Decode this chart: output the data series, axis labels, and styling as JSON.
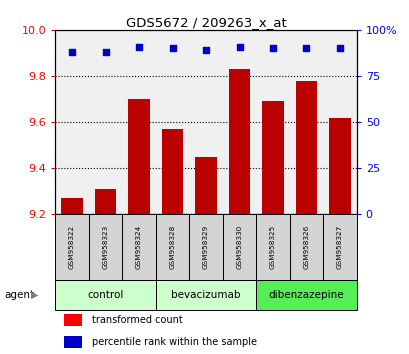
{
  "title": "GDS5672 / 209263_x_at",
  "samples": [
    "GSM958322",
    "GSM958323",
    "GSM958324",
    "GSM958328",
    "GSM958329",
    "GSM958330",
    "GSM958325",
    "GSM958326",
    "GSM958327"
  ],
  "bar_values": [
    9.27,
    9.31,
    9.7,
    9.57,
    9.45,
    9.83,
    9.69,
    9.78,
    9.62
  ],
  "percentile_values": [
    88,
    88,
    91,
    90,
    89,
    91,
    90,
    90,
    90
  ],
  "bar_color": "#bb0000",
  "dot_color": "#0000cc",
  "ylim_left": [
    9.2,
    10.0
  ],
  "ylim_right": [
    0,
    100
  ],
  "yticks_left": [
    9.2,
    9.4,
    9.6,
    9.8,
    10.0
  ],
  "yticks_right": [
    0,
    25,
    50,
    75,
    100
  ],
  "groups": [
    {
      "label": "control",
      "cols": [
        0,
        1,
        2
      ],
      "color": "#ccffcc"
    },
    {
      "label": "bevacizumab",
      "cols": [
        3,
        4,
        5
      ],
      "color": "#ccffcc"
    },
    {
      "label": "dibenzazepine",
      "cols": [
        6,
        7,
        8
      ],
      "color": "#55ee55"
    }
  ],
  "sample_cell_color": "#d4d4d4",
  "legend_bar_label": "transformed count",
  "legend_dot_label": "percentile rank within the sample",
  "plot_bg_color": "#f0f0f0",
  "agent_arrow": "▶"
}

==

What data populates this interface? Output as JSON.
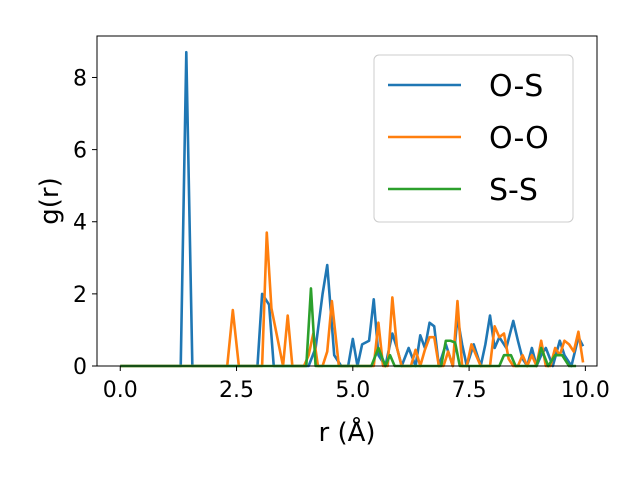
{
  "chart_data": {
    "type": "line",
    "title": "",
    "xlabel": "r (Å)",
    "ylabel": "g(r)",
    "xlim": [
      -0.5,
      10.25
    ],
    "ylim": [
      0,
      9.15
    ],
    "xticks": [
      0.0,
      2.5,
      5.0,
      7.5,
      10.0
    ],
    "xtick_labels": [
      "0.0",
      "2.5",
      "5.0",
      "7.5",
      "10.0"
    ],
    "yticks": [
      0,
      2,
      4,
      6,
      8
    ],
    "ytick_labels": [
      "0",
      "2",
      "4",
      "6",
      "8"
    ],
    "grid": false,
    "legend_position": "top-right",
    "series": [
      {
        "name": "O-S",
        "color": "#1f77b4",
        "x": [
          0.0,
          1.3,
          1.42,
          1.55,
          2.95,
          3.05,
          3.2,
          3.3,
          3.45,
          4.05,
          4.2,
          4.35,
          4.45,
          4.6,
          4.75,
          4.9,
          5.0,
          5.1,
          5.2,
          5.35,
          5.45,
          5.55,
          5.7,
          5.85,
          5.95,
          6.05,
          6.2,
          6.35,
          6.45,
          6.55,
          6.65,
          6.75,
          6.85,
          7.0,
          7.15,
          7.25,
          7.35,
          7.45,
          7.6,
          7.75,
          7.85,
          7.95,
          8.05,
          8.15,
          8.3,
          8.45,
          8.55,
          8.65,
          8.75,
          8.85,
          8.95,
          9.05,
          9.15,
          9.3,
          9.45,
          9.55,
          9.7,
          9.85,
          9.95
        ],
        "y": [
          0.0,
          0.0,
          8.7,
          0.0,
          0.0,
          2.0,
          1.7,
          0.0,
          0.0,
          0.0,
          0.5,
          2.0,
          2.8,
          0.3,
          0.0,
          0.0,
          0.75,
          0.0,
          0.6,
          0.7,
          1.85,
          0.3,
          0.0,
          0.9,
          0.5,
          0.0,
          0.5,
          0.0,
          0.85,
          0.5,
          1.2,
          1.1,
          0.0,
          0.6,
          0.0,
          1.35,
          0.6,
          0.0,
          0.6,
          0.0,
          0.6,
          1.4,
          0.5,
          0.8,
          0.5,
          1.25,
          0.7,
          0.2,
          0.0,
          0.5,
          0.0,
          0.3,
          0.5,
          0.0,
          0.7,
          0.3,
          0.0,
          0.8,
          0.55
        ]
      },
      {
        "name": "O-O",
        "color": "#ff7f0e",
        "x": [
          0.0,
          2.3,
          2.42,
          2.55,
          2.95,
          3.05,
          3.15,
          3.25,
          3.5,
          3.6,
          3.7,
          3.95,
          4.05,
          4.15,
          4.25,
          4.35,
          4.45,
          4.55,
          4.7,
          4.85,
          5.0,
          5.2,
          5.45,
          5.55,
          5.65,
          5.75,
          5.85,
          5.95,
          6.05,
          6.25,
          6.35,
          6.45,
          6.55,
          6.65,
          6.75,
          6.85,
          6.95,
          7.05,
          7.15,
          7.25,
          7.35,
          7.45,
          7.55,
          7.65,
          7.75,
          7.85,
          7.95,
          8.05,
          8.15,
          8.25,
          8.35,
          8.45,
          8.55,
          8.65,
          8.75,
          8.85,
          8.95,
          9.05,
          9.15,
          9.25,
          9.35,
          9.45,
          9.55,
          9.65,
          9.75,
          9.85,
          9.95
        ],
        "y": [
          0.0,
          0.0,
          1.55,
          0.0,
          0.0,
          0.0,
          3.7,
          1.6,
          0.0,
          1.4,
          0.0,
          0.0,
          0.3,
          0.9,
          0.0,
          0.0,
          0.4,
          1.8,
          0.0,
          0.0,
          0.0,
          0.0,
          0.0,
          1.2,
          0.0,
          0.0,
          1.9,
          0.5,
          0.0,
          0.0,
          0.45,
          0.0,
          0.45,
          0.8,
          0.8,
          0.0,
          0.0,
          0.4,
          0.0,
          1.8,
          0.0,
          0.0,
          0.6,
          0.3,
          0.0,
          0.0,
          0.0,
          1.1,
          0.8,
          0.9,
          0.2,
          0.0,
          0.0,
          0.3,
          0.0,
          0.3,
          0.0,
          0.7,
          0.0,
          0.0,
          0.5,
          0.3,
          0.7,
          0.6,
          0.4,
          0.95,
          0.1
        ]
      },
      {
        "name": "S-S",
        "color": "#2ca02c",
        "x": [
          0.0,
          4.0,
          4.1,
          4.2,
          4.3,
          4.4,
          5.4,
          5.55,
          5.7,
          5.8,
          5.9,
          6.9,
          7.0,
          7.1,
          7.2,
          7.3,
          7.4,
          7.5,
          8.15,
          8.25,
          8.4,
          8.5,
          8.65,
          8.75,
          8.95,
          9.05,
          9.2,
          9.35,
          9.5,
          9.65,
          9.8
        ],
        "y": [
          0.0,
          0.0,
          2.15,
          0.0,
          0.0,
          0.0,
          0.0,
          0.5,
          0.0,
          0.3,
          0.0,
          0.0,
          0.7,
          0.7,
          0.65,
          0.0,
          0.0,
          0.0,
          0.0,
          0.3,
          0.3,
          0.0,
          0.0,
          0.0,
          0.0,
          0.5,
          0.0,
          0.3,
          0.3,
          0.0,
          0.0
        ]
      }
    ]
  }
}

** Problem details **
Go through the entries above and copy every line containing "JSON".

** Correct output **
Decode this chart: output the data series, axis labels, and styling as JSON.
What data populates this interface? Output as JSON.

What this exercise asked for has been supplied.